# Information shown
----------

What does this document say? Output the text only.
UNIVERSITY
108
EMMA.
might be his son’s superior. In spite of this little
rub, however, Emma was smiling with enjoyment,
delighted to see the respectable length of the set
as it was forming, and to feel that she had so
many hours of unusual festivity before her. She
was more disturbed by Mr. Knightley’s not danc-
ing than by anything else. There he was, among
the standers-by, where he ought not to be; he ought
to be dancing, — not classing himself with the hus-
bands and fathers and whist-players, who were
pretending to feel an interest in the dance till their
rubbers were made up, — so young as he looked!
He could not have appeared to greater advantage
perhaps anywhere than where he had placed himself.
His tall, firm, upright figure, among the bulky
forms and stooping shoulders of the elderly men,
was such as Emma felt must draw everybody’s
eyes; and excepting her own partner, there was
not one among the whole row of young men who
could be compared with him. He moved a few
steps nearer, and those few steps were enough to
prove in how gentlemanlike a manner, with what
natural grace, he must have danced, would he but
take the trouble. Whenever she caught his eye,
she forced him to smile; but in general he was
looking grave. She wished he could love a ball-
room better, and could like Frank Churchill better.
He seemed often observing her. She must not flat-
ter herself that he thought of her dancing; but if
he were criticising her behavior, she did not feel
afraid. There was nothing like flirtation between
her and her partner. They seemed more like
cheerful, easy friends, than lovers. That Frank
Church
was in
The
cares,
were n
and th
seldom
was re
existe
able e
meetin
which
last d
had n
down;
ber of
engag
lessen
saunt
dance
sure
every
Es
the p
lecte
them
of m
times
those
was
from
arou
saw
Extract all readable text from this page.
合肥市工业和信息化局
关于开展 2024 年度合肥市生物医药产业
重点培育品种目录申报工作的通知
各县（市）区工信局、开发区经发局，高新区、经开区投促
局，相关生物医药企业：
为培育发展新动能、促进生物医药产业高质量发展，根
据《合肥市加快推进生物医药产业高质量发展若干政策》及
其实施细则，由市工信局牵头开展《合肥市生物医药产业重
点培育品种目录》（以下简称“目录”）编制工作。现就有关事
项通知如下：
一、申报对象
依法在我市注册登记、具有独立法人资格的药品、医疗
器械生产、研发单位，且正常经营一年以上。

----------

# Task description
Copy every record exactly, with nothing added or dropped.

# Solved exercise
What does this document say? Output the text only.
UNIVERSITY
108
EMMA.
might be his son’s superior. In spite of this little
rub, however, Emma was smiling with enjoyment,
delighted to see the respectable length of the set
as it was forming, and to feel that she had so
many hours of unusual festivity before her. She
was more disturbed by Mr. Knightley’s not danc-
ing than by anything else. There he was, among
the standers-by, where he ought not to be; he ought
to be dancing, — not classing himself with the hus-
bands and fathers and whist-players, who were
pretending to feel an interest in the dance till their
rubbers were made up, — so young as he looked!
He could not have appeared to greater advantage
perhaps anywhere than where he had placed himself.
His tall, firm, upright figure, among the bulky
forms and stooping shoulders of the elderly men,
was such as Emma felt must draw everybody’s
eyes; and excepting her own partner, there was
not one among the whole row of young men who
could be compared with him. He moved a few
steps nearer, and those few steps were enough to
prove in how gentlemanlike a manner, with what
natural grace, he must have danced, would he but
take the trouble. Whenever she caught his eye,
she forced him to smile; but in general he was
looking grave. She wished he could love a ball-
room better, and could like Frank Churchill better.
He seemed often observing her. She must not flat-
ter herself that he thought of her dancing; but if
he were criticising her behavior, she did not feel
afraid. There was nothing like flirtation between
her and her partner. They seemed more like
cheerful, easy friends, than lovers. That Frank
Church
was in
The
cares,
were n
and th
seldom
was re
existe
able e
meetin
which
last d
had n
down;
ber of
engag
lessen
saunt
dance
sure
every
Es
the p
lecte
them
of m
times
those
was
from
arou
saw
Extract all readable text from this page.
合肥市工业和信息化局
关于开展 2024 年度合肥市生物医药产业
重点培育品种目录申报工作的通知
各县（市）区工信局、开发区经发局，高新区、经开区投促
局，相关生物医药企业：
为培育发展新动能、促进生物医药产业高质量发展，根
据《合肥市加快推进生物医药产业高质量发展若干政策》及
其实施细则，由市工信局牵头开展《合肥市生物医药产业重
点培育品种目录》（以下简称“目录”）编制工作。现就有关事
项通知如下：
一、申报对象
依法在我市注册登记、具有独立法人资格的药品、医疗
器械生产、研发单位，且正常经营一年以上。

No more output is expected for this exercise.